- What this task involves -
Write every record out again exactly as given.

- Dataset extract -
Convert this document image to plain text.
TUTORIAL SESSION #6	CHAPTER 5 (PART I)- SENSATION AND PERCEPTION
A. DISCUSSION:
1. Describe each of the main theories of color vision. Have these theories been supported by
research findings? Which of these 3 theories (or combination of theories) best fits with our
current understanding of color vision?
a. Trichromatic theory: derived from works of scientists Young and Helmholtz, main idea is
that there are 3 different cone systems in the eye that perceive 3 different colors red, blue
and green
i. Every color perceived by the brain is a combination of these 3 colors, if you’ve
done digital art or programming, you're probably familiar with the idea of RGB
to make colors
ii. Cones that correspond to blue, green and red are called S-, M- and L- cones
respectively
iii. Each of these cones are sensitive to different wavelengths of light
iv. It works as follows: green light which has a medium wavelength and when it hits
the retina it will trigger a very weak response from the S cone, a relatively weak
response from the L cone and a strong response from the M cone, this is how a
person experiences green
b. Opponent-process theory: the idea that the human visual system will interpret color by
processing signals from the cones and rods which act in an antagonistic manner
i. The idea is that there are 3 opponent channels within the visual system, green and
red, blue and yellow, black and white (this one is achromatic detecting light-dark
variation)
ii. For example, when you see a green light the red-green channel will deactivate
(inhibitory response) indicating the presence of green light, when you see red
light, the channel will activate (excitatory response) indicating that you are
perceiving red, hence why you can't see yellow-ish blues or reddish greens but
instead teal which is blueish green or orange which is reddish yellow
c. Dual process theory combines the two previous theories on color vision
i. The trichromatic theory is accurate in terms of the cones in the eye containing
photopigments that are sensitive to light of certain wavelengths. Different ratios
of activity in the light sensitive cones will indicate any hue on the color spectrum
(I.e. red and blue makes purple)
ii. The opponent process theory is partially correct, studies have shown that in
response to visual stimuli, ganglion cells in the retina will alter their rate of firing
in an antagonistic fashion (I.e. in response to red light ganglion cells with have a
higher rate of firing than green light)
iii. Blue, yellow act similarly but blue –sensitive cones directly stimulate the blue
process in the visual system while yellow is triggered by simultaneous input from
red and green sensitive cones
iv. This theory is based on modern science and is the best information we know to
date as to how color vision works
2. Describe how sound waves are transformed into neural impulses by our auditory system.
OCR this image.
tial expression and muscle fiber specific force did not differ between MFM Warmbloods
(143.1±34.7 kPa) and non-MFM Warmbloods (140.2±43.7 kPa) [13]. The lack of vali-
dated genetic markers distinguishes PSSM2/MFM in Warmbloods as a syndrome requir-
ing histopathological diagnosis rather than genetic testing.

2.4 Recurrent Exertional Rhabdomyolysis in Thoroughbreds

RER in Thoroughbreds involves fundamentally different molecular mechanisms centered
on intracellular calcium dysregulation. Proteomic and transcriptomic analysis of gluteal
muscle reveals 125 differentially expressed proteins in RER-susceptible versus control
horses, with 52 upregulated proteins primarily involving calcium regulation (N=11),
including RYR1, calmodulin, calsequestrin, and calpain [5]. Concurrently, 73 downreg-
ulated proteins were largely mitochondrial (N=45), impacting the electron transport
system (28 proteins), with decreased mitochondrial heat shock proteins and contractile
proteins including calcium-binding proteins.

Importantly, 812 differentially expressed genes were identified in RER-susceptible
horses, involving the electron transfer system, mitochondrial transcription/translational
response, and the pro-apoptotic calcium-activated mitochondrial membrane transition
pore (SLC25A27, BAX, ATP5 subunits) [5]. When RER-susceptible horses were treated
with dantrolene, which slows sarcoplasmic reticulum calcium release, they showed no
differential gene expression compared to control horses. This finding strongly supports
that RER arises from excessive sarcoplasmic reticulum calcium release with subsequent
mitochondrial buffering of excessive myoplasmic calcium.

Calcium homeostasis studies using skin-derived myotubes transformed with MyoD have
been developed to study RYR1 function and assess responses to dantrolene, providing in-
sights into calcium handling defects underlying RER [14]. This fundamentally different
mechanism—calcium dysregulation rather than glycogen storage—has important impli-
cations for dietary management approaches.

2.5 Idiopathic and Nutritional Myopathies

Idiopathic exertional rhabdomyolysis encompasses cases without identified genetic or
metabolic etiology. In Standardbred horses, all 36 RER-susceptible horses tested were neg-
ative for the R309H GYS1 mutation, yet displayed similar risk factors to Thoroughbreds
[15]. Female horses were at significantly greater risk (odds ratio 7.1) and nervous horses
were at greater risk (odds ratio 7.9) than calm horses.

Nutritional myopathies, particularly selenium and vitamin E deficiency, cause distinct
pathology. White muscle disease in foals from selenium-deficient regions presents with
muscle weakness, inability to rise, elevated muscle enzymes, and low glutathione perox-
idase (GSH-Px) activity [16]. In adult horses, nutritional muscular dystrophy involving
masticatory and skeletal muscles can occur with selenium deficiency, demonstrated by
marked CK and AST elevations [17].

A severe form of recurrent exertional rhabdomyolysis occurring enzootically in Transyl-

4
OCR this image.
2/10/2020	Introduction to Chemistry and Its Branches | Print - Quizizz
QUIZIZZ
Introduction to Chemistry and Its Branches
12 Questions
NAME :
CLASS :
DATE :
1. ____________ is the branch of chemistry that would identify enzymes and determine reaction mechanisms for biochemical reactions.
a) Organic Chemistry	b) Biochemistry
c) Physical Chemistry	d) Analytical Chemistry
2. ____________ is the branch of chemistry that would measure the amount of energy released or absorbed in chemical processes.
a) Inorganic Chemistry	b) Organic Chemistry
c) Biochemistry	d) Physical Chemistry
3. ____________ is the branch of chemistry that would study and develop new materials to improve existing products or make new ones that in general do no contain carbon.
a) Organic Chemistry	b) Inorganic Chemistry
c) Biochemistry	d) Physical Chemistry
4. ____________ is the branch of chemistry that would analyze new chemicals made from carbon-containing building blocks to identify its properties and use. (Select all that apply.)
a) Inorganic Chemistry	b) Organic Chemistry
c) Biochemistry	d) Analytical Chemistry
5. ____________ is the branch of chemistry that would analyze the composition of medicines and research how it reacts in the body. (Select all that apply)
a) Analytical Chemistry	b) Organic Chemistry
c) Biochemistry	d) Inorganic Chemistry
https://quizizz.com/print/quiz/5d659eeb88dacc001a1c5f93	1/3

- Output of the task -
Convert this document image to plain text.
TUTORIAL SESSION #6	CHAPTER 5 (PART I)- SENSATION AND PERCEPTION
A. DISCUSSION:
1. Describe each of the main theories of color vision. Have these theories been supported by
research findings? Which of these 3 theories (or combination of theories) best fits with our
current understanding of color vision?
a. Trichromatic theory: derived from works of scientists Young and Helmholtz, main idea is
that there are 3 different cone systems in the eye that perceive 3 different colors red, blue
and green
i. Every color perceived by the brain is a combination of these 3 colors, if you’ve
done digital art or programming, you're probably familiar with the idea of RGB
to make colors
ii. Cones that correspond to blue, green and red are called S-, M- and L- cones
respectively
iii. Each of these cones are sensitive to different wavelengths of light
iv. It works as follows: green light which has a medium wavelength and when it hits
the retina it will trigger a very weak response from the S cone, a relatively weak
response from the L cone and a strong response from the M cone, this is how a
person experiences green
b. Opponent-process theory: the idea that the human visual system will interpret color by
processing signals from the cones and rods which act in an antagonistic manner
i. The idea is that there are 3 opponent channels within the visual system, green and
red, blue and yellow, black and white (this one is achromatic detecting light-dark
variation)
ii. For example, when you see a green light the red-green channel will deactivate
(inhibitory response) indicating the presence of green light, when you see red
light, the channel will activate (excitatory response) indicating that you are
perceiving red, hence why you can't see yellow-ish blues or reddish greens but
instead teal which is blueish green or orange which is reddish yellow
c. Dual process theory combines the two previous theories on color vision
i. The trichromatic theory is accurate in terms of the cones in the eye containing
photopigments that are sensitive to light of certain wavelengths. Different ratios
of activity in the light sensitive cones will indicate any hue on the color spectrum
(I.e. red and blue makes purple)
ii. The opponent process theory is partially correct, studies have shown that in
response to visual stimuli, ganglion cells in the retina will alter their rate of firing
in an antagonistic fashion (I.e. in response to red light ganglion cells with have a
higher rate of firing than green light)
iii. Blue, yellow act similarly but blue –sensitive cones directly stimulate the blue
process in the visual system while yellow is triggered by simultaneous input from
red and green sensitive cones
iv. This theory is based on modern science and is the best information we know to
date as to how color vision works
2. Describe how sound waves are transformed into neural impulses by our auditory system.
OCR this image.
tial expression and muscle fiber specific force did not differ between MFM Warmbloods
(143.1±34.7 kPa) and non-MFM Warmbloods (140.2±43.7 kPa) [13]. The lack of vali-
dated genetic markers distinguishes PSSM2/MFM in Warmbloods as a syndrome requir-
ing histopathological diagnosis rather than genetic testing.

2.4 Recurrent Exertional Rhabdomyolysis in Thoroughbreds

RER in Thoroughbreds involves fundamentally different molecular mechanisms centered
on intracellular calcium dysregulation. Proteomic and transcriptomic analysis of gluteal
muscle reveals 125 differentially expressed proteins in RER-susceptible versus control
horses, with 52 upregulated proteins primarily involving calcium regulation (N=11),
including RYR1, calmodulin, calsequestrin, and calpain [5]. Concurrently, 73 downreg-
ulated proteins were largely mitochondrial (N=45), impacting the electron transport
system (28 proteins), with decreased mitochondrial heat shock proteins and contractile
proteins including calcium-binding proteins.

Importantly, 812 differentially expressed genes were identified in RER-susceptible
horses, involving the electron transfer system, mitochondrial transcription/translational
response, and the pro-apoptotic calcium-activated mitochondrial membrane transition
pore (SLC25A27, BAX, ATP5 subunits) [5]. When RER-susceptible horses were treated
with dantrolene, which slows sarcoplasmic reticulum calcium release, they showed no
differential gene expression compared to control horses. This finding strongly supports
that RER arises from excessive sarcoplasmic reticulum calcium release with subsequent
mitochondrial buffering of excessive myoplasmic calcium.

Calcium homeostasis studies using skin-derived myotubes transformed with MyoD have
been developed to study RYR1 function and assess responses to dantrolene, providing in-
sights into calcium handling defects underlying RER [14]. This fundamentally different
mechanism—calcium dysregulation rather than glycogen storage—has important impli-
cations for dietary management approaches.

2.5 Idiopathic and Nutritional Myopathies

Idiopathic exertional rhabdomyolysis encompasses cases without identified genetic or
metabolic etiology. In Standardbred horses, all 36 RER-susceptible horses tested were neg-
ative for the R309H GYS1 mutation, yet displayed similar risk factors to Thoroughbreds
[15]. Female horses were at significantly greater risk (odds ratio 7.1) and nervous horses
were at greater risk (odds ratio 7.9) than calm horses.

Nutritional myopathies, particularly selenium and vitamin E deficiency, cause distinct
pathology. White muscle disease in foals from selenium-deficient regions presents with
muscle weakness, inability to rise, elevated muscle enzymes, and low glutathione perox-
idase (GSH-Px) activity [16]. In adult horses, nutritional muscular dystrophy involving
masticatory and skeletal muscles can occur with selenium deficiency, demonstrated by
marked CK and AST elevations [17].

A severe form of recurrent exertional rhabdomyolysis occurring enzootically in Transyl-

4
OCR this image.
2/10/2020	Introduction to Chemistry and Its Branches | Print - Quizizz
QUIZIZZ
Introduction to Chemistry and Its Branches
12 Questions
NAME :
CLASS :
DATE :
1. ____________ is the branch of chemistry that would identify enzymes and determine reaction mechanisms for biochemical reactions.
a) Organic Chemistry	b) Biochemistry
c) Physical Chemistry	d) Analytical Chemistry
2. ____________ is the branch of chemistry that would measure the amount of energy released or absorbed in chemical processes.
a) Inorganic Chemistry	b) Organic Chemistry
c) Biochemistry	d) Physical Chemistry
3. ____________ is the branch of chemistry that would study and develop new materials to improve existing products or make new ones that in general do no contain carbon.
a) Organic Chemistry	b) Inorganic Chemistry
c) Biochemistry	d) Physical Chemistry
4. ____________ is the branch of chemistry that would analyze new chemicals made from carbon-containing building blocks to identify its properties and use. (Select all that apply.)
a) Inorganic Chemistry	b) Organic Chemistry
c) Biochemistry	d) Analytical Chemistry
5. ____________ is the branch of chemistry that would analyze the composition of medicines and research how it reacts in the body. (Select all that apply)
a) Analytical Chemistry	b) Organic Chemistry
c) Biochemistry	d) Inorganic Chemistry
https://quizizz.com/print/quiz/5d659eeb88dacc001a1c5f93	1/3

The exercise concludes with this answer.